>> Begin

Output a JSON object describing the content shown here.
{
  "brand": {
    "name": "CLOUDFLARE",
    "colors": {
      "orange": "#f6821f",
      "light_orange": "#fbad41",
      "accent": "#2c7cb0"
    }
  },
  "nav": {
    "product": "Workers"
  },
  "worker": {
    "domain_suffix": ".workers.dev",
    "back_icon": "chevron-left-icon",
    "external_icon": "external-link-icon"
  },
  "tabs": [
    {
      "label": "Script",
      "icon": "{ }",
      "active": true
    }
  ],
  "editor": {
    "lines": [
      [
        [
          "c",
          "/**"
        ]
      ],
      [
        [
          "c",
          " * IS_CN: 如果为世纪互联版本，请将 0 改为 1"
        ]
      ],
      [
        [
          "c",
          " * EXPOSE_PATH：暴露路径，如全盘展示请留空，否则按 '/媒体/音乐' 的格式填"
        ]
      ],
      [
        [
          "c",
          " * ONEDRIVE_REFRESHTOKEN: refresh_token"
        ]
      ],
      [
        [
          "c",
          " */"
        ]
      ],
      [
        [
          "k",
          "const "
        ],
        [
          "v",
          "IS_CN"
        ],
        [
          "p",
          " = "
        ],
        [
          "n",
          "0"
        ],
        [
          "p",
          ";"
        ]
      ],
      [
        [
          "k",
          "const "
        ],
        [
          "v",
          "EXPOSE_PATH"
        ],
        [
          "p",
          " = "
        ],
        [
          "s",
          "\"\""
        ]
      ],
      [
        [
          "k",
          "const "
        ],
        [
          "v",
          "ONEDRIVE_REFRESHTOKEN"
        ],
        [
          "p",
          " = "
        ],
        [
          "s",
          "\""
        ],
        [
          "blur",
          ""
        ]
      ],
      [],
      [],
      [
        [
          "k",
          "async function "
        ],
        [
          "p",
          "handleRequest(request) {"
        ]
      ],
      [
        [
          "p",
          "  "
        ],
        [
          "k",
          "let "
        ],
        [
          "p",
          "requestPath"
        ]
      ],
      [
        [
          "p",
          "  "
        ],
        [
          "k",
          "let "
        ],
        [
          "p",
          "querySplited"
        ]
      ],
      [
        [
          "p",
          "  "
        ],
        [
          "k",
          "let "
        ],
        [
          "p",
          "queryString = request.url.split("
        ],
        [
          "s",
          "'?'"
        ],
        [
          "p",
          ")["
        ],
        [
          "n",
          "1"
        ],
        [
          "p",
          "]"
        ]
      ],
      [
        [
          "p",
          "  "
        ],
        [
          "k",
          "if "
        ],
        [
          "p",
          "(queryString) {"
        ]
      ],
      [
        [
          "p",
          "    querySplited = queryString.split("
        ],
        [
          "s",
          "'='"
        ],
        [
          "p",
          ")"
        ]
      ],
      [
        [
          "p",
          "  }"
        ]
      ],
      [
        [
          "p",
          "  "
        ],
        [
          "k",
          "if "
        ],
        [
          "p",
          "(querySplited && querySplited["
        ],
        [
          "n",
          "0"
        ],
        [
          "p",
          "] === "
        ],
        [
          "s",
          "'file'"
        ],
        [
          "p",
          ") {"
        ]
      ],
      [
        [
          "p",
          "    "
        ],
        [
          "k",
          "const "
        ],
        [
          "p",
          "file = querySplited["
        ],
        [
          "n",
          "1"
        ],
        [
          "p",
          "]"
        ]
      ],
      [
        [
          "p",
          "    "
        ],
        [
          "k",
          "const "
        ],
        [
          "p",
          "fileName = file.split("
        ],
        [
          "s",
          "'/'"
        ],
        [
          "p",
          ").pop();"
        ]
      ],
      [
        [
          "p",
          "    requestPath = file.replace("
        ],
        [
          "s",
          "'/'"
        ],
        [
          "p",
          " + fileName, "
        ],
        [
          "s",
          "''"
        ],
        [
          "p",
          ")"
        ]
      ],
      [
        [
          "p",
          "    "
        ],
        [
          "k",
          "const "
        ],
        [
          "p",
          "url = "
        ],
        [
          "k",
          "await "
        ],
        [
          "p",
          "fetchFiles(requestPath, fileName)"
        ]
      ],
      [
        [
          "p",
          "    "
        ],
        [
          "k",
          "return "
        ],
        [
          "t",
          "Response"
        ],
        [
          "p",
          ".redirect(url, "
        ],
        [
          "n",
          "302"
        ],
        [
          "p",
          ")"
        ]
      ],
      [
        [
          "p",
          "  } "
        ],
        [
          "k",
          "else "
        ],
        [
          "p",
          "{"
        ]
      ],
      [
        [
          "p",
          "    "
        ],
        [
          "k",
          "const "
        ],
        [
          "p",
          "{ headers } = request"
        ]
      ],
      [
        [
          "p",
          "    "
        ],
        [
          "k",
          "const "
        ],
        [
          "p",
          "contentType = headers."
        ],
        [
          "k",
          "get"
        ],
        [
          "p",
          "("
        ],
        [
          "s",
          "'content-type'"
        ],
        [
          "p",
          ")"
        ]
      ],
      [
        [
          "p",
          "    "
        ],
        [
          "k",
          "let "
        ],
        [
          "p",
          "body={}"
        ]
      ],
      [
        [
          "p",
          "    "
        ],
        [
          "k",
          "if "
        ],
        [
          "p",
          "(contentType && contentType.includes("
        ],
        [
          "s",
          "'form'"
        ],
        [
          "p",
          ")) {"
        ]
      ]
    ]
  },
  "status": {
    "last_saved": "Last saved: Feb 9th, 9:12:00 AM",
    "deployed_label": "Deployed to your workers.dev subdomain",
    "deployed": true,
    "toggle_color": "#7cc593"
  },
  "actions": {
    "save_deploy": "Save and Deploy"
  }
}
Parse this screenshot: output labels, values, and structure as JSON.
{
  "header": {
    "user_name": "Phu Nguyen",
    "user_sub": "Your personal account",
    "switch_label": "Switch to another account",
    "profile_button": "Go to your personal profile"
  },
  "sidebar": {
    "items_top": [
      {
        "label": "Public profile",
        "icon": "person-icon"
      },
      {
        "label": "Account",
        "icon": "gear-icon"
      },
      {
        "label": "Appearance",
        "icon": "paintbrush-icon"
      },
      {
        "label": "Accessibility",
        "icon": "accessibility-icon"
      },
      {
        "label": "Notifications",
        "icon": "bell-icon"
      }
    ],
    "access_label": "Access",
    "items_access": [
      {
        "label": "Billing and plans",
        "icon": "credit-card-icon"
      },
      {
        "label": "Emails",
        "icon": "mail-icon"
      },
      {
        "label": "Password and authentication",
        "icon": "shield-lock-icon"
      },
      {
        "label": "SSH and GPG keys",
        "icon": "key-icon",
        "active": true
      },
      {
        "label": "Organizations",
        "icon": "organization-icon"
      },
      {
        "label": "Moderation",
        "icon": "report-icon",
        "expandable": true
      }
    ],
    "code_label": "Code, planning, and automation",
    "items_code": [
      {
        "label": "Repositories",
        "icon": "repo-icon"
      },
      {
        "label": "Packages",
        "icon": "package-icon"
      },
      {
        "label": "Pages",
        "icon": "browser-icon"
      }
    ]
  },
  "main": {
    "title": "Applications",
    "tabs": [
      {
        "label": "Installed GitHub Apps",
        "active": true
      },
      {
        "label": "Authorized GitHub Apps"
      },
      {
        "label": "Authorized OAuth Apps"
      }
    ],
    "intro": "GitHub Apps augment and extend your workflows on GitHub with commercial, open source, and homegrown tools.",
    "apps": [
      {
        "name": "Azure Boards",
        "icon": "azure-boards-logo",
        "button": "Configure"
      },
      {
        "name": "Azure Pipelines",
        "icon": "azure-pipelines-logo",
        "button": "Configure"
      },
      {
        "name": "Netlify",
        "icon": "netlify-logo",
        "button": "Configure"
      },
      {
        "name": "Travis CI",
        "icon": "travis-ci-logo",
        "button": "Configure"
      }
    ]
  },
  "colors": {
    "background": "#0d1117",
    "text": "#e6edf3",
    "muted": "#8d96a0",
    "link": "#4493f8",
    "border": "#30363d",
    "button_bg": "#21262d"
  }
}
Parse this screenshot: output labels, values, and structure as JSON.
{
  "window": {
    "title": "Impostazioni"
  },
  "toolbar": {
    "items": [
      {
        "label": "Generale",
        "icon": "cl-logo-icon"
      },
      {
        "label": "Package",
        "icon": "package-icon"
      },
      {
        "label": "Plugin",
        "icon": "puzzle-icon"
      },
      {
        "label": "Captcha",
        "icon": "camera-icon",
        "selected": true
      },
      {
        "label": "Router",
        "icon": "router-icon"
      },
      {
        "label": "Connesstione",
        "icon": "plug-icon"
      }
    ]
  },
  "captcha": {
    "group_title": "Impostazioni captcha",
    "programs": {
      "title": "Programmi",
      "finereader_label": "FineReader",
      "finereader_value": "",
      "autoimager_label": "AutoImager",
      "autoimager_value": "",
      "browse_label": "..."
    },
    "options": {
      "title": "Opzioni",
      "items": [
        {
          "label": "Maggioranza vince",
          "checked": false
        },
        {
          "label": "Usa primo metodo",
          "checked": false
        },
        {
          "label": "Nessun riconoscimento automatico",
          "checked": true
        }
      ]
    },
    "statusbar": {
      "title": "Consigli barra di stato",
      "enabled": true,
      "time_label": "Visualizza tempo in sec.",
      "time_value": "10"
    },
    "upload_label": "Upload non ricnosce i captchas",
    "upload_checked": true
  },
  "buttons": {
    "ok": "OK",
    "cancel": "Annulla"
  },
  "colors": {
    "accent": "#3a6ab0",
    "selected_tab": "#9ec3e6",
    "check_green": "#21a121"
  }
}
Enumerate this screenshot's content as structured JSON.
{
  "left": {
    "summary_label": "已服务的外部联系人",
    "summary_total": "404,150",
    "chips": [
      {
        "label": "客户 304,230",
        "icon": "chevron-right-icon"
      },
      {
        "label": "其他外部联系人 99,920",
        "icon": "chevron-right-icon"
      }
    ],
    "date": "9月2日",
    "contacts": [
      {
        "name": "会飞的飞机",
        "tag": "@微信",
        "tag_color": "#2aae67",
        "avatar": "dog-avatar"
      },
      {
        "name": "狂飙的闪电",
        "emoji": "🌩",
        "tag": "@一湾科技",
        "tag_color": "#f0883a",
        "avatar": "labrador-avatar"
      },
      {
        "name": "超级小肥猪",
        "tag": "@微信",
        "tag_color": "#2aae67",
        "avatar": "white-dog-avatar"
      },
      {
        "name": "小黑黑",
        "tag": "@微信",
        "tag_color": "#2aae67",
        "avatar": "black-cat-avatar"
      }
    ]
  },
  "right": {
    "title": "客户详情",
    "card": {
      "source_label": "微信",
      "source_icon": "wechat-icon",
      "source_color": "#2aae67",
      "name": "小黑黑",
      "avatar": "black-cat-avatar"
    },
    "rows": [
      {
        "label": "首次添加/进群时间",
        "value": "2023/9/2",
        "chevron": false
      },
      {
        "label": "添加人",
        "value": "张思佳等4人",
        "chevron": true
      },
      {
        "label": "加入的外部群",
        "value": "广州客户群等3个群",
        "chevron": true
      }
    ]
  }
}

>> End

# Written exercise:
Where does the word "Impostazioni" appear in the listing? List each line that holds it.

# Result:
    "title": "Impostazioni"
    "group_title": "Impostazioni captcha",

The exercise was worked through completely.